# [WHAT TO PRODUCE]
Locate all lines in the data below that hold "年中国废纸回收量" and show them.

# [PROVIDED DATA]
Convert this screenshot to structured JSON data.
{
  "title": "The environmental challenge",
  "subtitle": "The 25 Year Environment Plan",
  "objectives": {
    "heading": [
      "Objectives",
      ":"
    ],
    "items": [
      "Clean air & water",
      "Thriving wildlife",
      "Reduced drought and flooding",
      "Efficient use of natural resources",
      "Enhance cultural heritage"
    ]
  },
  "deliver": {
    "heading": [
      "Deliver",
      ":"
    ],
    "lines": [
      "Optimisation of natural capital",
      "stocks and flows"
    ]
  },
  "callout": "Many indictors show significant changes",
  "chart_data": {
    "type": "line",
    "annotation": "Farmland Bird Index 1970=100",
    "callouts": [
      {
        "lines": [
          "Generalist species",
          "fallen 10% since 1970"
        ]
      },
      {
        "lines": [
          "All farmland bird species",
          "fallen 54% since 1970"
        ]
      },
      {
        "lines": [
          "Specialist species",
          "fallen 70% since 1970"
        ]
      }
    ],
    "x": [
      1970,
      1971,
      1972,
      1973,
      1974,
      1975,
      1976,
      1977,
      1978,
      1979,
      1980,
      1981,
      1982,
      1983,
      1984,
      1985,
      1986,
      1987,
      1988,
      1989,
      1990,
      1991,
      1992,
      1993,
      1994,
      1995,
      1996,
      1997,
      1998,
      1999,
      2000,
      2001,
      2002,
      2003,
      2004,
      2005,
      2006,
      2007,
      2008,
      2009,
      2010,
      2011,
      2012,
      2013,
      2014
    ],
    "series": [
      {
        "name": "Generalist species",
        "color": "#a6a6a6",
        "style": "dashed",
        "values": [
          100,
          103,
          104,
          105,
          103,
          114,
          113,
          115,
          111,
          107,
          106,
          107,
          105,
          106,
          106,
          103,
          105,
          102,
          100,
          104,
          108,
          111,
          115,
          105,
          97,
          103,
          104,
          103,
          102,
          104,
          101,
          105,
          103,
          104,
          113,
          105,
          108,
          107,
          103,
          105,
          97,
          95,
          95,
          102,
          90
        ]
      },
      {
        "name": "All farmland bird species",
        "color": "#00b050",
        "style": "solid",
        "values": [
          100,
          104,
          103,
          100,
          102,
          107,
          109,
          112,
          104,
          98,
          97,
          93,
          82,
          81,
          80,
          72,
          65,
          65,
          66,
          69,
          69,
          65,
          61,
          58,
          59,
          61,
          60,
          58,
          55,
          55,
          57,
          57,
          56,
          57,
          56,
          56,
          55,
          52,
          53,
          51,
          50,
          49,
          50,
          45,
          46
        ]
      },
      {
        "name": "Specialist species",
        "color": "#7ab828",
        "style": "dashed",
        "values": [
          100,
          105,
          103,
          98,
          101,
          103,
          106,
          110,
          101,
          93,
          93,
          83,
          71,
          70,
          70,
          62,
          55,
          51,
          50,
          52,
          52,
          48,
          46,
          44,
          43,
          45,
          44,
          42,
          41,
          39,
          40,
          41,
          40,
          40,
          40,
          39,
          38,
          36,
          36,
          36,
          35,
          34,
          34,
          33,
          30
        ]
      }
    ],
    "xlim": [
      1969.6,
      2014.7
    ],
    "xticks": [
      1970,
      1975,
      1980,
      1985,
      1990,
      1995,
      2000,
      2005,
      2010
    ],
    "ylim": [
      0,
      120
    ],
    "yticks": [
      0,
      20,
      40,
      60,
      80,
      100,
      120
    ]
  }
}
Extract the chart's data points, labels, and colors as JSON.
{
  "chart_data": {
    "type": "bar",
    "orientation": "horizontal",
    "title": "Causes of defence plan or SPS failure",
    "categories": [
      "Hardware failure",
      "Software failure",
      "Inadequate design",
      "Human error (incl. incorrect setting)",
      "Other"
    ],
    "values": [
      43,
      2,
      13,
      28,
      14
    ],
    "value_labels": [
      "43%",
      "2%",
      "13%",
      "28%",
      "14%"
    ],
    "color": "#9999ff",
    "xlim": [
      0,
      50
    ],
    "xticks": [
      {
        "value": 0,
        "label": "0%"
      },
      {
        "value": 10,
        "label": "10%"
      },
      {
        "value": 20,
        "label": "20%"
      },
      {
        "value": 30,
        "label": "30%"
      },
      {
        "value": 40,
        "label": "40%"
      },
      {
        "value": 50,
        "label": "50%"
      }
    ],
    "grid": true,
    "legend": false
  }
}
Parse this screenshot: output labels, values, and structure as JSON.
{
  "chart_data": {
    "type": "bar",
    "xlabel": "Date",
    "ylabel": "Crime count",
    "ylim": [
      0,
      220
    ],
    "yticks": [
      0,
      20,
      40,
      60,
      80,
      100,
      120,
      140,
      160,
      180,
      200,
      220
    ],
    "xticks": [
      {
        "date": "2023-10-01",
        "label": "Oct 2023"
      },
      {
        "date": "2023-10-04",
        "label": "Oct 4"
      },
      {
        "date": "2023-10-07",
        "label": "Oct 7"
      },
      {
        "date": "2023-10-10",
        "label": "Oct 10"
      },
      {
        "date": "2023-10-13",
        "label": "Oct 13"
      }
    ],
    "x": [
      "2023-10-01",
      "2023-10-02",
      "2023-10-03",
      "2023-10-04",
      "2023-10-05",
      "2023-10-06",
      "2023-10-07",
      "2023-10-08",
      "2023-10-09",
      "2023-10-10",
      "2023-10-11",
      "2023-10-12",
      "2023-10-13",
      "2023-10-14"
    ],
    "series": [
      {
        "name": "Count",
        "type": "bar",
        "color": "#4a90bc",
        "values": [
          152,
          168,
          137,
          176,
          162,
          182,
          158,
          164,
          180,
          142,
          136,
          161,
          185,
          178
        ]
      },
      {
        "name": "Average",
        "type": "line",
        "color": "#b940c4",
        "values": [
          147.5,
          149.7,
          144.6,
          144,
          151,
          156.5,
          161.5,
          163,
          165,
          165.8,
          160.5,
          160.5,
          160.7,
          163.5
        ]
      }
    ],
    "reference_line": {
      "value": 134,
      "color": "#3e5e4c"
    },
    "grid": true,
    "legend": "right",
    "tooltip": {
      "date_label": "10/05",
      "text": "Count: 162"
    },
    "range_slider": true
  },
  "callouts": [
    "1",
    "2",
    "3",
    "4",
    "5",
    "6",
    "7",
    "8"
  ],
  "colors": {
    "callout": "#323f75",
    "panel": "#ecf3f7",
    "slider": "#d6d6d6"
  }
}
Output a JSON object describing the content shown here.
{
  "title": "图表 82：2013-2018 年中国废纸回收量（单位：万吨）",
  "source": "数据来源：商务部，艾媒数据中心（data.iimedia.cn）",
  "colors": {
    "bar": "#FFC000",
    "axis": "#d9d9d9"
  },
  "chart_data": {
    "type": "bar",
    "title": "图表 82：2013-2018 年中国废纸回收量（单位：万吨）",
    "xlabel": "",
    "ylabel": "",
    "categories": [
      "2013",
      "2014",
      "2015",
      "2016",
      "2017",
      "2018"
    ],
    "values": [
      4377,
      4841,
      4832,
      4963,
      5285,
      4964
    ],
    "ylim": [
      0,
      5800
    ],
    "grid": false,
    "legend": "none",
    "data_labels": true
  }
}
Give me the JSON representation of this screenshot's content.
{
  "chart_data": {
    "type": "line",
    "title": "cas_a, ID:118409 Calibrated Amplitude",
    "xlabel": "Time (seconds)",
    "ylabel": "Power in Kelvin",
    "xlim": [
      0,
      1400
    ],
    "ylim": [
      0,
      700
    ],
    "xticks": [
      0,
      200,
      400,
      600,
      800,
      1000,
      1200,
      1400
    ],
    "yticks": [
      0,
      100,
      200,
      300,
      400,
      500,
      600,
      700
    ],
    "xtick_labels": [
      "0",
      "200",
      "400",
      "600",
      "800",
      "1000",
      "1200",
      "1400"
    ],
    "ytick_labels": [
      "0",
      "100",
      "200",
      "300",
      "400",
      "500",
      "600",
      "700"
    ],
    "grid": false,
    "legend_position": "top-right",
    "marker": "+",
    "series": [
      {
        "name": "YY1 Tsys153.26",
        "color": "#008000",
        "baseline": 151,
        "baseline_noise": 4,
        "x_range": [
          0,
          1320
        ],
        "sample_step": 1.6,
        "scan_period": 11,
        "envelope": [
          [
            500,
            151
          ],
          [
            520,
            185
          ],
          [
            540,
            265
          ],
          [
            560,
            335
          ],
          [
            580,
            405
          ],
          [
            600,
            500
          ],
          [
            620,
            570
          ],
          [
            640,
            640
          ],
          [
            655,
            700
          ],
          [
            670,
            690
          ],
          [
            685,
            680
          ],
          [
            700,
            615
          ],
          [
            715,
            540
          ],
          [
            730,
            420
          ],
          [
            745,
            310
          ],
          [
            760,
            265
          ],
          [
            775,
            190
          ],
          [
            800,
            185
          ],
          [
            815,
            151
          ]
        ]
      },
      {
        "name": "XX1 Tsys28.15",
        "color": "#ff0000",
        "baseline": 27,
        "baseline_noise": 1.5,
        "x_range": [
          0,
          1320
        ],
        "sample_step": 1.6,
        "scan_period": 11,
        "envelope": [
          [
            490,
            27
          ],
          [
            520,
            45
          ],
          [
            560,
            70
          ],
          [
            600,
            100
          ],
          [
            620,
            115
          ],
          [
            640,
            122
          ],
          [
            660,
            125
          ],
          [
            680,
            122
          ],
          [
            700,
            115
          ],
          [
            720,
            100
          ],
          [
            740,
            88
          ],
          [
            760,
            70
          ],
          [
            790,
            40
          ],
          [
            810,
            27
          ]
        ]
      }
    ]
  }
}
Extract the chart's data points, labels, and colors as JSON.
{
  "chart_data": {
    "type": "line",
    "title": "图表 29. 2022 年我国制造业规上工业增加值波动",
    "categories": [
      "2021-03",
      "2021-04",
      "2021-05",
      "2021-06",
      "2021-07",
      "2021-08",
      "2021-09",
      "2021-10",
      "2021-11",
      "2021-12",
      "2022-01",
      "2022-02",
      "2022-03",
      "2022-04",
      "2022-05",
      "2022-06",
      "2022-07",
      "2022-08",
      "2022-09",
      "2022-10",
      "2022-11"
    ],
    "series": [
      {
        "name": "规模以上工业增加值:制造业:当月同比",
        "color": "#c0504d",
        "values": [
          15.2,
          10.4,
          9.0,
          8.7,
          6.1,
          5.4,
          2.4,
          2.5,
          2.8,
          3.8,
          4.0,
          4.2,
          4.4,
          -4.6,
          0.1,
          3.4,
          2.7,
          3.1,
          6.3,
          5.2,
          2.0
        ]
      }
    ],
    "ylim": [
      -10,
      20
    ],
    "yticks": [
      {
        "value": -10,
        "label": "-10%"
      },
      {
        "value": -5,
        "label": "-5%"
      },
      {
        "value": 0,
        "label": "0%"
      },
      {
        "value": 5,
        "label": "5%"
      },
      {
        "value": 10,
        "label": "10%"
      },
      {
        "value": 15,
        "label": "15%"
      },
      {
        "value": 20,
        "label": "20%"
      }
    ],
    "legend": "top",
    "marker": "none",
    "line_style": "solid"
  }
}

# [SOLUTION FOR THIS PROBLEM]
  "title": "图表 82：2013-2018 年中国废纸回收量（单位：万吨）",
    "title": "图表 82：2013-2018 年中国废纸回收量（单位：万吨）",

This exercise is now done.